* [What you should do] Beginning with the line that contains "Decode this image", copy each subsequent line of the data below through the last one, including both ends but not the pictures.

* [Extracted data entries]
——————————
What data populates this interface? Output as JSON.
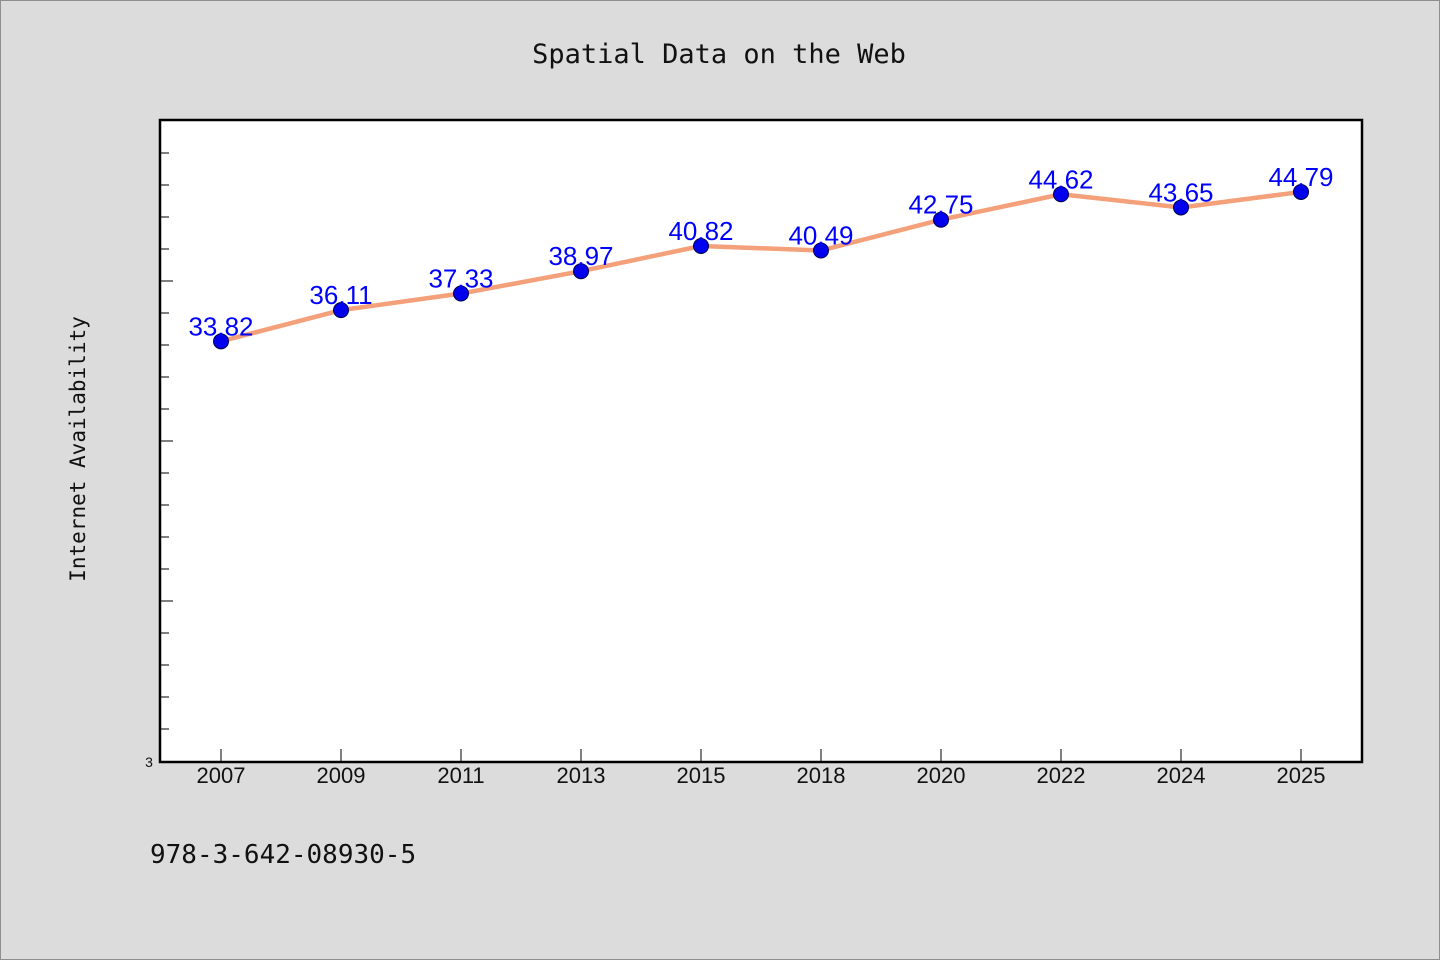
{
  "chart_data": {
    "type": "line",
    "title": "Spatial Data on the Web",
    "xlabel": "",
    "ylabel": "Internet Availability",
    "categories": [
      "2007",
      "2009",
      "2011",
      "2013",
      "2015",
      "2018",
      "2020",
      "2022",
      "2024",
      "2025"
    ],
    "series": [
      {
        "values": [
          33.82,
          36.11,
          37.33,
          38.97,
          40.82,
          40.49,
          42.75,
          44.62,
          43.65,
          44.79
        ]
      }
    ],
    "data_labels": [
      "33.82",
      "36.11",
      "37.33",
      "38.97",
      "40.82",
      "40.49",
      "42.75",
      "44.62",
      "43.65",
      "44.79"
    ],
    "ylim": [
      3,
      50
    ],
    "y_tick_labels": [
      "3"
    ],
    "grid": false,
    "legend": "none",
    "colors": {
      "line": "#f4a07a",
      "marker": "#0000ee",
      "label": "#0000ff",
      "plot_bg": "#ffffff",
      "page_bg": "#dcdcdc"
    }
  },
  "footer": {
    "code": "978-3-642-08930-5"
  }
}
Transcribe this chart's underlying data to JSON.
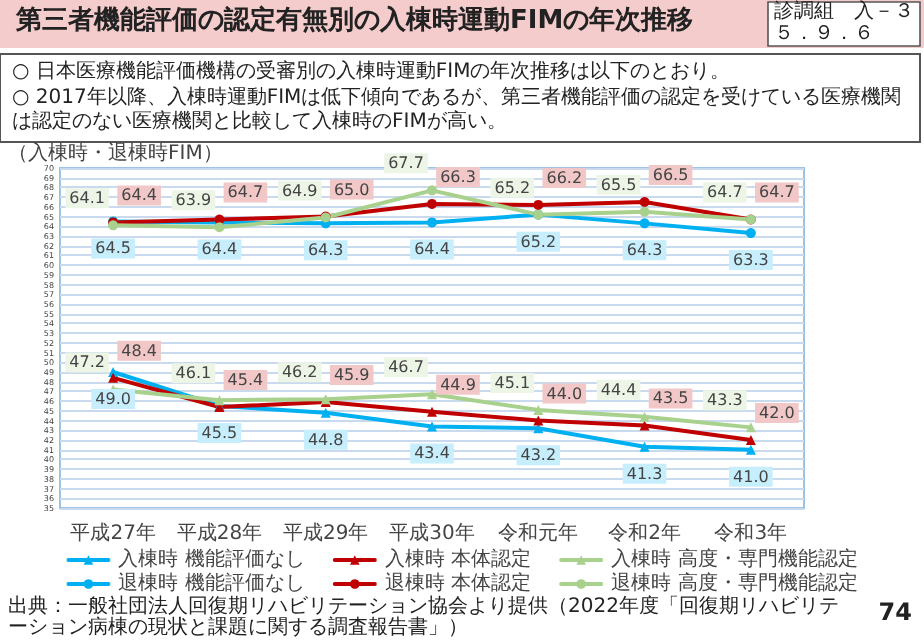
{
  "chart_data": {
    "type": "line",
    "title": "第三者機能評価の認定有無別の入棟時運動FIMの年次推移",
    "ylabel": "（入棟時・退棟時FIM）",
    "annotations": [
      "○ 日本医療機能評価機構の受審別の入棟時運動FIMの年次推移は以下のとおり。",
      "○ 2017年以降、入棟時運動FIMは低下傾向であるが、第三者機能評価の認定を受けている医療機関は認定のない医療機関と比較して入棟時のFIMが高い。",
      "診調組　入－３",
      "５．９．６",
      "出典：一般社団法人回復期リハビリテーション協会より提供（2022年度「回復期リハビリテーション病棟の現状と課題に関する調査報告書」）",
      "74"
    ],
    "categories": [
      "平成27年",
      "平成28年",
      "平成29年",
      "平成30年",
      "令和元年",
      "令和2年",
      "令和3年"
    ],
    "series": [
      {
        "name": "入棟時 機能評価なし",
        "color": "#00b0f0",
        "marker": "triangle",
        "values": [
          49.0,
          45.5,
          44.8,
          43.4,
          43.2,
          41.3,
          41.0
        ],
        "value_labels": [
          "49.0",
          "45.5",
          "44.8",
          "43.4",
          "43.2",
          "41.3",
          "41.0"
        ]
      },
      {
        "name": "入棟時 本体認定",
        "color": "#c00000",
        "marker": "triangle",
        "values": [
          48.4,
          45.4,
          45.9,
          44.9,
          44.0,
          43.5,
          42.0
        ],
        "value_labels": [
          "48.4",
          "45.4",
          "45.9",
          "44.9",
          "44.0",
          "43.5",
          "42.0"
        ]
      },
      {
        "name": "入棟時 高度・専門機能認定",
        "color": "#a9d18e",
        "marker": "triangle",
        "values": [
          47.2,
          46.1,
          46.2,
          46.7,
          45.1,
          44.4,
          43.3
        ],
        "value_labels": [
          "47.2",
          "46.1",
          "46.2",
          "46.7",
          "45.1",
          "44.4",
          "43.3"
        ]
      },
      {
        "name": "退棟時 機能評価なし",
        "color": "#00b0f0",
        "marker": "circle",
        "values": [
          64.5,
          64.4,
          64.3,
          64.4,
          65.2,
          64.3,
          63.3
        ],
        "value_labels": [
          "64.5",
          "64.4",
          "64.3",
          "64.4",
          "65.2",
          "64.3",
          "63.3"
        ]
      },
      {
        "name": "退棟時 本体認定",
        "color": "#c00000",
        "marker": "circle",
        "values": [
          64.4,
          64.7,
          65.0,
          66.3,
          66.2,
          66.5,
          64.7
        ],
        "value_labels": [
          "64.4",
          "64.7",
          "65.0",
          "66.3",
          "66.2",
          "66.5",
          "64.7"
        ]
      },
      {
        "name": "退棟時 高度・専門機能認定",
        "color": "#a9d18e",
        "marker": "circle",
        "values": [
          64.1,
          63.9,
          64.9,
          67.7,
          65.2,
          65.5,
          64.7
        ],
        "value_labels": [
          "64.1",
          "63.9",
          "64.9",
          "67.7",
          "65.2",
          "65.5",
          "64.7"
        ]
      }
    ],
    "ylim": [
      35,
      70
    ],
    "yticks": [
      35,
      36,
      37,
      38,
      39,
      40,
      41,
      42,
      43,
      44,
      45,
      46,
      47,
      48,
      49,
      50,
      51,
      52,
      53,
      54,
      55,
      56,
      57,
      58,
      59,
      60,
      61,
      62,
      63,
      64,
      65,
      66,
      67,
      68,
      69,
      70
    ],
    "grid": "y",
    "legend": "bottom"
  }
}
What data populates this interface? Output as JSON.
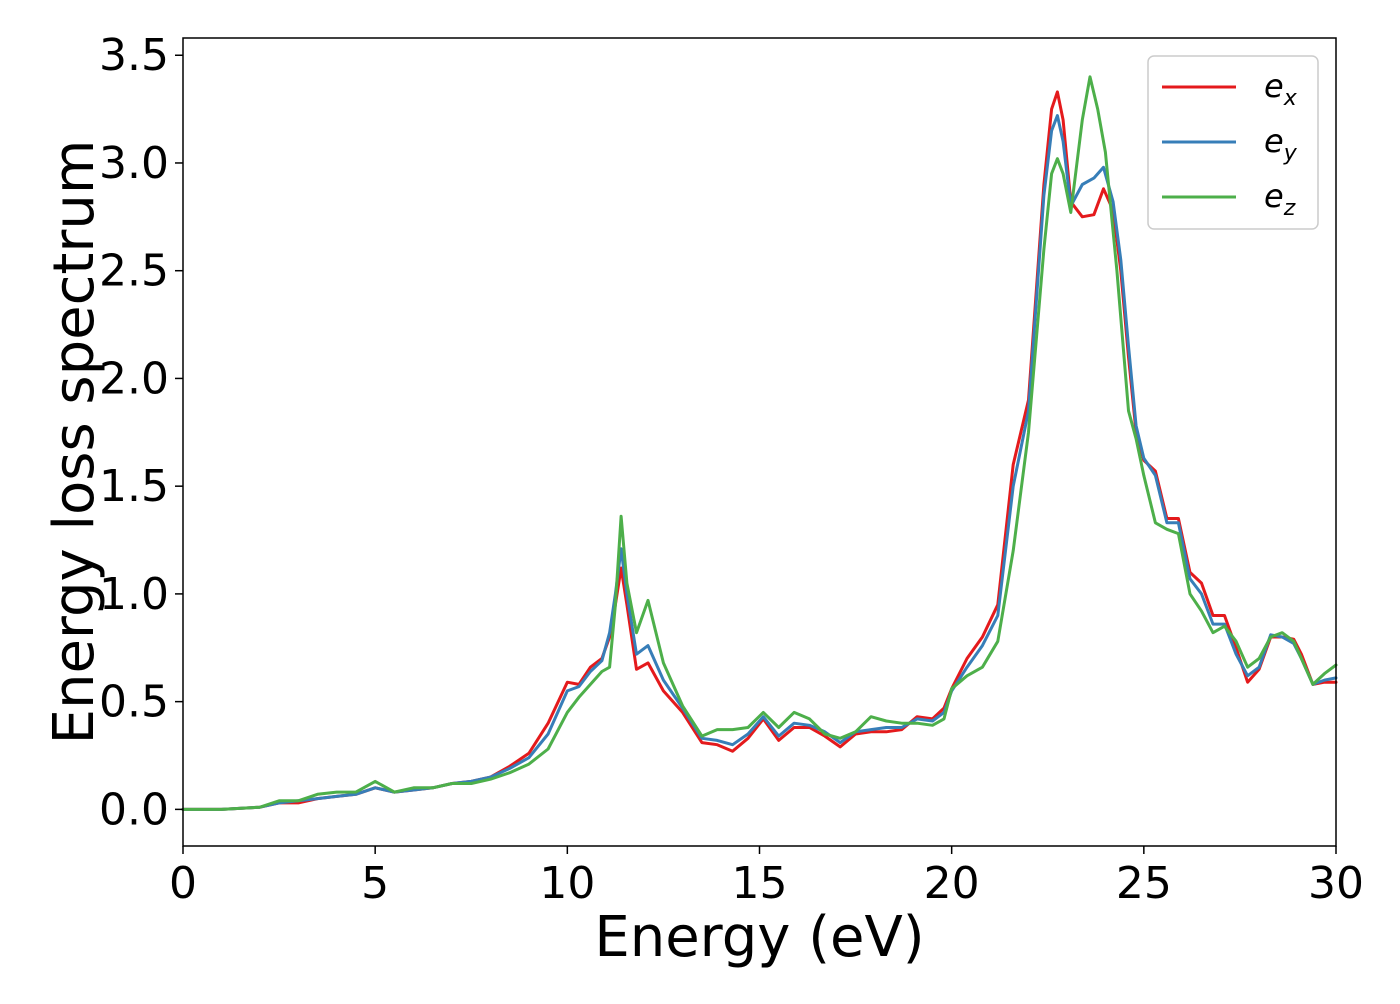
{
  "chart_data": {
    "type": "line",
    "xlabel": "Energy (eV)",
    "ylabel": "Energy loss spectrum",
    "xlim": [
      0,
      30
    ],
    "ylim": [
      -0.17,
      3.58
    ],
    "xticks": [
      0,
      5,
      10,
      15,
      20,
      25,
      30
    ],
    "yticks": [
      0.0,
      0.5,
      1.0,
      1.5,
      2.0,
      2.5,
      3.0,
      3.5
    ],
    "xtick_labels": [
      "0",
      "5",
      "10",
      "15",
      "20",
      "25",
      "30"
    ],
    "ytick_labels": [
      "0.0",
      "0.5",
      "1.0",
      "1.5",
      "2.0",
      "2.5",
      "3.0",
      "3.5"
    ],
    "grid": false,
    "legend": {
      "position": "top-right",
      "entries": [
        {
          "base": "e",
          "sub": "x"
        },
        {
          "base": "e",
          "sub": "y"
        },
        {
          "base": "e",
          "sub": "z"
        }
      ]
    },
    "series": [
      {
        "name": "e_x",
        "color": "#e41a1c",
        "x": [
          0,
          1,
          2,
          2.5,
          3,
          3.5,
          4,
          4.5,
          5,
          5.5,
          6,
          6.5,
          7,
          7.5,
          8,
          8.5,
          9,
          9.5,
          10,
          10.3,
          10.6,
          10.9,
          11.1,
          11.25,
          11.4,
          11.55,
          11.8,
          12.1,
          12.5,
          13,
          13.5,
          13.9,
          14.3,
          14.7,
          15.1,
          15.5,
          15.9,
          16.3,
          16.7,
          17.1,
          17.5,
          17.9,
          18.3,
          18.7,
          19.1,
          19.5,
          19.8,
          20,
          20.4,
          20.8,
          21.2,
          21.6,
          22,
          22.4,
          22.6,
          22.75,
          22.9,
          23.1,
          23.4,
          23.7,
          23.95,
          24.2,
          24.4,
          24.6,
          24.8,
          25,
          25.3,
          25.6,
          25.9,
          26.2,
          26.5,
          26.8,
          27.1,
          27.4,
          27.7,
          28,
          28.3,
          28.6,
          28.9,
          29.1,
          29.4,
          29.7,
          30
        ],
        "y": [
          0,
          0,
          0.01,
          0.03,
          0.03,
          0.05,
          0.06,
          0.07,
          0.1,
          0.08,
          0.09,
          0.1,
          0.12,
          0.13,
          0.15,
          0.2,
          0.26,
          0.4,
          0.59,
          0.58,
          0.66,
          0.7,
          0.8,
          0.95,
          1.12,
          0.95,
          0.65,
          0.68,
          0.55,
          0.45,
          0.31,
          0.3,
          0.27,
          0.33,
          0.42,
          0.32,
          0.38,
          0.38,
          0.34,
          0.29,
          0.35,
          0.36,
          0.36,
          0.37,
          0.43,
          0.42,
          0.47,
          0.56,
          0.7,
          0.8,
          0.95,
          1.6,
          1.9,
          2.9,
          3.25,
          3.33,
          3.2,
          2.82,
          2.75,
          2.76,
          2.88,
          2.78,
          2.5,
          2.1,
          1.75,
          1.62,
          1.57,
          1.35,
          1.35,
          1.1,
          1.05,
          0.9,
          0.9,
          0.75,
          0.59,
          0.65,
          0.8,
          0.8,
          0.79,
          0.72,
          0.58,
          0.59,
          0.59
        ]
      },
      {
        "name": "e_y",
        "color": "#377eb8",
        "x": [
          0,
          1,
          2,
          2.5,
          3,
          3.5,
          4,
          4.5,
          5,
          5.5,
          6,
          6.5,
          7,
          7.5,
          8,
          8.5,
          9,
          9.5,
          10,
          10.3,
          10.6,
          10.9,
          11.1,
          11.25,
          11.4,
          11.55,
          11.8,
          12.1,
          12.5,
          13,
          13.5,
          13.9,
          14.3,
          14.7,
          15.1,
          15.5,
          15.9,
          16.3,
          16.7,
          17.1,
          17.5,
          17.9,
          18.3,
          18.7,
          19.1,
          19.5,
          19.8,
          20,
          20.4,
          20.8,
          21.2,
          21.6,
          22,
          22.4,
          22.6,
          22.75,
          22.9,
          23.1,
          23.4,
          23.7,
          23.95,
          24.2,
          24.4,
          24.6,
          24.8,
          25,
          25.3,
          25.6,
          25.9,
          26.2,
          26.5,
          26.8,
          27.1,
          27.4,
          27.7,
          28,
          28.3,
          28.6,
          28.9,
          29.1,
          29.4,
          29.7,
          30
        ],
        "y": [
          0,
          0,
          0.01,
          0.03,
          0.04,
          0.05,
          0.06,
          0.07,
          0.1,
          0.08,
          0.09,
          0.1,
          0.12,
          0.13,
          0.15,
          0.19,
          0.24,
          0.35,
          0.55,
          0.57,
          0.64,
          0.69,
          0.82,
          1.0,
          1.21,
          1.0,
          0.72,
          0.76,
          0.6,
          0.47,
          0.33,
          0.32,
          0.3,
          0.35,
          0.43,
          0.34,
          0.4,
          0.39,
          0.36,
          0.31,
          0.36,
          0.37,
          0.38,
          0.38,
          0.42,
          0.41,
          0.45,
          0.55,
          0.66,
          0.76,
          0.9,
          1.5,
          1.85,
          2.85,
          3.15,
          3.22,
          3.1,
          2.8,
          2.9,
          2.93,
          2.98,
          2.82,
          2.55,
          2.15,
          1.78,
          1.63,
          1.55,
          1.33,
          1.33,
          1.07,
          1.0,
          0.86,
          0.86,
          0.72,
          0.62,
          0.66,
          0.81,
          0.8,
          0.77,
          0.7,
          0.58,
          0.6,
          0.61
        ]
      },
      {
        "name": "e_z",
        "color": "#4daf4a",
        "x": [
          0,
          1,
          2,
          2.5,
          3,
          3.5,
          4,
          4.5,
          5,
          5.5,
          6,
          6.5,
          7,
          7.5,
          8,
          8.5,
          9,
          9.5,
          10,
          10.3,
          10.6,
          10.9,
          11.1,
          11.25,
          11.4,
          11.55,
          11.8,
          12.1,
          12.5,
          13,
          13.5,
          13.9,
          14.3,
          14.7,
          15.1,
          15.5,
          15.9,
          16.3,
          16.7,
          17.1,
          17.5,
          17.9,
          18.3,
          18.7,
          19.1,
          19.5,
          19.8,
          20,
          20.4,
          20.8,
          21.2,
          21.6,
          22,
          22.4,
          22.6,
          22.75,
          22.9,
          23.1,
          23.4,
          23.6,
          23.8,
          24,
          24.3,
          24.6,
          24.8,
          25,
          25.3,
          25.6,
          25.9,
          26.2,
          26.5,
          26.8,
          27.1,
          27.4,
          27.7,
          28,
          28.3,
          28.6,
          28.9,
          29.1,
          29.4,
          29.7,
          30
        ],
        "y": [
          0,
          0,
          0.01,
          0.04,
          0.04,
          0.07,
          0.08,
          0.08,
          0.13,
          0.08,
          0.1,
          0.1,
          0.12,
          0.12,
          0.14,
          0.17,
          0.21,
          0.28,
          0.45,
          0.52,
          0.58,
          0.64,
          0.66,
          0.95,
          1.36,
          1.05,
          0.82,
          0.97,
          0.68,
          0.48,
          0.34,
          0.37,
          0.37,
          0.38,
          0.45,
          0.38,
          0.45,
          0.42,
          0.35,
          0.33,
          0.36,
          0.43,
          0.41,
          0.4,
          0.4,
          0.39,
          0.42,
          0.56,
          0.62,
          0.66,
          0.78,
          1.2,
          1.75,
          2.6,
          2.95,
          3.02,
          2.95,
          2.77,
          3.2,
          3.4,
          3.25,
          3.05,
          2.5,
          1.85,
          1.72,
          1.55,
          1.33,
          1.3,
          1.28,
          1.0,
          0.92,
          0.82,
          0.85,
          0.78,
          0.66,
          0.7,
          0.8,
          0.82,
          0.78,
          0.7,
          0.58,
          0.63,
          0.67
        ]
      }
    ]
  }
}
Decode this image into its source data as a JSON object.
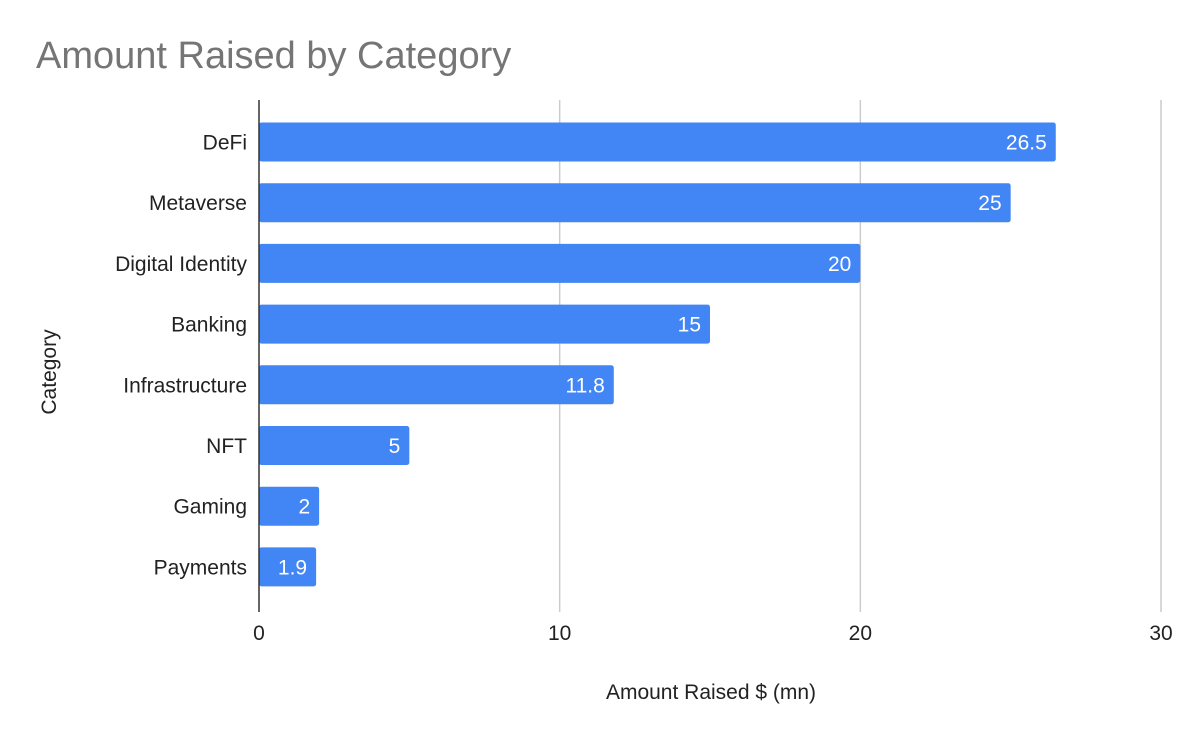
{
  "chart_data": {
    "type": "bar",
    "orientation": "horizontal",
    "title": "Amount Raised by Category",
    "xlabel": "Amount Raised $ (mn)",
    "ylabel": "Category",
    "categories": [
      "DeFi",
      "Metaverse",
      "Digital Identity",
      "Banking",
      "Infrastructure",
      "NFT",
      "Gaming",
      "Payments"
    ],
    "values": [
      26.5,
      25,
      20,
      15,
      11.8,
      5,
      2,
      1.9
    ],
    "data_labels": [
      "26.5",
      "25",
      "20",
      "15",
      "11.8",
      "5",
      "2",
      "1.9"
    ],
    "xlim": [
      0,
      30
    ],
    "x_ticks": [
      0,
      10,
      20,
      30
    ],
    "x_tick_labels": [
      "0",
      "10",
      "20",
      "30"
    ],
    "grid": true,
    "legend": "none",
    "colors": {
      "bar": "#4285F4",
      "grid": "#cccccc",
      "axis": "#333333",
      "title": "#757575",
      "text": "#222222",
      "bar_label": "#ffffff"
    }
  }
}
——————————
* [The reply]
Decode this image into its source data as a JSON object.
{
  "chart_data": {
    "type": "bar",
    "orientation": "horizontal",
    "title": "Amount Raised by Category",
    "xlabel": "Amount Raised $ (mn)",
    "ylabel": "Category",
    "categories": [
      "DeFi",
      "Metaverse",
      "Digital Identity",
      "Banking",
      "Infrastructure",
      "NFT",
      "Gaming",
      "Payments"
    ],
    "values": [
      26.5,
      25,
      20,
      15,
      11.8,
      5,
      2,
      1.9
    ],
    "data_labels": [
      "26.5",
      "25",
      "20",
      "15",
      "11.8",
      "5",
      "2",
      "1.9"
    ],
    "xlim": [
      0,
      30
    ],
    "x_ticks": [
      0,
      10,
      20,
      30
    ],
    "x_tick_labels": [
      "0",
      "10",
      "20",
      "30"
    ],
    "grid": true,
    "legend": "none",
    "colors": {
      "bar": "#4285F4",
      "grid": "#cccccc",
      "axis": "#333333",
      "title": "#757575",
      "text": "#222222",
      "bar_label": "#ffffff"
    }
  }
}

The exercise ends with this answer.